* [SHORT TASK]:
Which lines hold the word "however"? Copy each of them.
[begin SOURCE MATERIAL]
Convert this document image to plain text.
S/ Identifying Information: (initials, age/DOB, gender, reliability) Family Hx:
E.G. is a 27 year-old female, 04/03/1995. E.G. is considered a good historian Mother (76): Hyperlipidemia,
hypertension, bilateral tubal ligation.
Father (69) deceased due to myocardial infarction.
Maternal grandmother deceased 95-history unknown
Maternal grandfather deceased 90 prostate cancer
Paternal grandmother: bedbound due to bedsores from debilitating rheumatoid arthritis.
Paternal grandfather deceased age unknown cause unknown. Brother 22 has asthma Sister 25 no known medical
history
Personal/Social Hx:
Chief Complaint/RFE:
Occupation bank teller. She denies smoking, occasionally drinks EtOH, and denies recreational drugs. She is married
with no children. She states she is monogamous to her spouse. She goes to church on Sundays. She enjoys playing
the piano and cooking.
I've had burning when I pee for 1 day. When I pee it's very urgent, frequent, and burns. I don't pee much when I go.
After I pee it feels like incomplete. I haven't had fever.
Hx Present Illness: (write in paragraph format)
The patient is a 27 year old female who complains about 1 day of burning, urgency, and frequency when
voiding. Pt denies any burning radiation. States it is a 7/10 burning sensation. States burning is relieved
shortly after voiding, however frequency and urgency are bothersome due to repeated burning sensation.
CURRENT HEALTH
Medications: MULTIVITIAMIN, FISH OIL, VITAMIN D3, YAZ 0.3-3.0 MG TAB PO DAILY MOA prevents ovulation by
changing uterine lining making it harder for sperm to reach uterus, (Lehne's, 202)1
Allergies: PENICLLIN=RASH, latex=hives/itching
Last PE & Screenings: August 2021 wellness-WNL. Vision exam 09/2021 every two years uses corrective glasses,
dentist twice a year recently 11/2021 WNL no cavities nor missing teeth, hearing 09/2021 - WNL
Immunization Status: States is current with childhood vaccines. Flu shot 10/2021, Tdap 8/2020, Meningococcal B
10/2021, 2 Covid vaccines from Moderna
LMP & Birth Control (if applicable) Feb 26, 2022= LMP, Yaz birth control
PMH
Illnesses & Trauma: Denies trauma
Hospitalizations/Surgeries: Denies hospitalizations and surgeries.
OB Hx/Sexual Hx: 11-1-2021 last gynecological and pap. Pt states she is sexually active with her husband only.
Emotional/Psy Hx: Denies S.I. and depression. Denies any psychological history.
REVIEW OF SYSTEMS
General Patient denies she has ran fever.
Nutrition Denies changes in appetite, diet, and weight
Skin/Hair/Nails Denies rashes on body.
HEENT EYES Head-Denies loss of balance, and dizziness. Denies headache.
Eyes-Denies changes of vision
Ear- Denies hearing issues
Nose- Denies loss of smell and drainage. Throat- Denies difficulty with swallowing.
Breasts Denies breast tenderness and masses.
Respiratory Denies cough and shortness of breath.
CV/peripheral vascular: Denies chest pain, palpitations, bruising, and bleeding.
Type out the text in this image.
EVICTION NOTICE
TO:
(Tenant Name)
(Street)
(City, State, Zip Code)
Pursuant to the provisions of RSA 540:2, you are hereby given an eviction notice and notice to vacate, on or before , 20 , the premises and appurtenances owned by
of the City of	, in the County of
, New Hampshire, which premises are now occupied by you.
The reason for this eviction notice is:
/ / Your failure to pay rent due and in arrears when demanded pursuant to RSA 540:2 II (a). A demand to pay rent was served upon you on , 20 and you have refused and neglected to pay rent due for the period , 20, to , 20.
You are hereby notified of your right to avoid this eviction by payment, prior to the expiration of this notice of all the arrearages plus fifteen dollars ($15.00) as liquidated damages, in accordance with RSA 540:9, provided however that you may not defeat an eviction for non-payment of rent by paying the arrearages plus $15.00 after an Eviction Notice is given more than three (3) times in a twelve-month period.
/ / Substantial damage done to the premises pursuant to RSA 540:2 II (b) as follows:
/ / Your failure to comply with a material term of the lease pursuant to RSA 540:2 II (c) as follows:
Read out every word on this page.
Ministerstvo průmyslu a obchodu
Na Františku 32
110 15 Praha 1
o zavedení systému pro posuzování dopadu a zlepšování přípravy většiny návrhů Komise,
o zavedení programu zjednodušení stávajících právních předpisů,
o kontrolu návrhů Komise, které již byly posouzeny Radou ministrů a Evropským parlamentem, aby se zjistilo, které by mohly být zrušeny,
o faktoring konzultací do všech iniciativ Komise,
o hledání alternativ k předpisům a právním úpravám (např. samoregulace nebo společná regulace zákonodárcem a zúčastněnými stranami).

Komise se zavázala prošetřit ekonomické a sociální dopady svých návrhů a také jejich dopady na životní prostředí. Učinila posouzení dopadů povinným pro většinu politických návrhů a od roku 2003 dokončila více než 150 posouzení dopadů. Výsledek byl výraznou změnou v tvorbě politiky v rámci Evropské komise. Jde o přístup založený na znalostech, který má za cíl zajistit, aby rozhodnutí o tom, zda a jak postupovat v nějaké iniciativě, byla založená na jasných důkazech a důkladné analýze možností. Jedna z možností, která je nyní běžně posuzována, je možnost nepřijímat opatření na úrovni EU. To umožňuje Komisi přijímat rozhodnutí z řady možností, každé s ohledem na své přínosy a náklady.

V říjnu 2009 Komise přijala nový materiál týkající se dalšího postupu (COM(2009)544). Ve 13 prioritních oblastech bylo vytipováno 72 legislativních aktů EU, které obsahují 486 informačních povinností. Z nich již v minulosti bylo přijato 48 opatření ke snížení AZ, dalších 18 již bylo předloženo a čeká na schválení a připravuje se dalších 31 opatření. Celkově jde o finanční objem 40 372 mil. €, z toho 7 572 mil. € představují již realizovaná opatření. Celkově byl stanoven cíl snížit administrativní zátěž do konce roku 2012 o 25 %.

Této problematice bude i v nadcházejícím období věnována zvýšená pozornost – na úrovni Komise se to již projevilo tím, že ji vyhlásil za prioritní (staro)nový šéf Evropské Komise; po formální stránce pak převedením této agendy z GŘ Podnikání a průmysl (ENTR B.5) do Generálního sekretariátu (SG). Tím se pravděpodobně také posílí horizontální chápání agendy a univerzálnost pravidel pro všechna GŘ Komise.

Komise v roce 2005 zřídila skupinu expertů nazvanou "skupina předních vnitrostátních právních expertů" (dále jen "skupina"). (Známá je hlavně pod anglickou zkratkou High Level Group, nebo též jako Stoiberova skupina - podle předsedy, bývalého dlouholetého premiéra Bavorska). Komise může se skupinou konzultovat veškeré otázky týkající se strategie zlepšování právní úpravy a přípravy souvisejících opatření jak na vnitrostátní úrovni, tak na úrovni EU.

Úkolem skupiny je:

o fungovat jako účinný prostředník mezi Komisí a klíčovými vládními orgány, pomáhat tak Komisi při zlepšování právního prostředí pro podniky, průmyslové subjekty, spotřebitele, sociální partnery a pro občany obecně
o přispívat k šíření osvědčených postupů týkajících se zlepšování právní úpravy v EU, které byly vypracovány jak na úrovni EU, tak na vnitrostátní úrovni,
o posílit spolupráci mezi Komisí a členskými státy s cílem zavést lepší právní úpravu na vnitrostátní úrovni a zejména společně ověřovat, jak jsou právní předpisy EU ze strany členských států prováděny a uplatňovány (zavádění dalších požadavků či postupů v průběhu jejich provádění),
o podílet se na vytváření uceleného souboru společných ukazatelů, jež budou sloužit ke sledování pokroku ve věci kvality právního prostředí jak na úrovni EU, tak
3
[end SOURCE MATERIAL]
* [SOLUTION TO THE PROBLEM]:
shortly after voiding, however frequency and urgency are bothersome due to repeated burning sensation.
You are hereby notified of your right to avoid this eviction by payment, prior to the expiration of this notice of all the arrearages plus fifteen dollars ($15.00) as liquidated damages, in accordance with RSA 540:9, provided however that you may not defeat an eviction for non-payment of rent by paying the arrearages plus $15.00 after an Eviction Notice is given more than three (3) times in a twelve-month period.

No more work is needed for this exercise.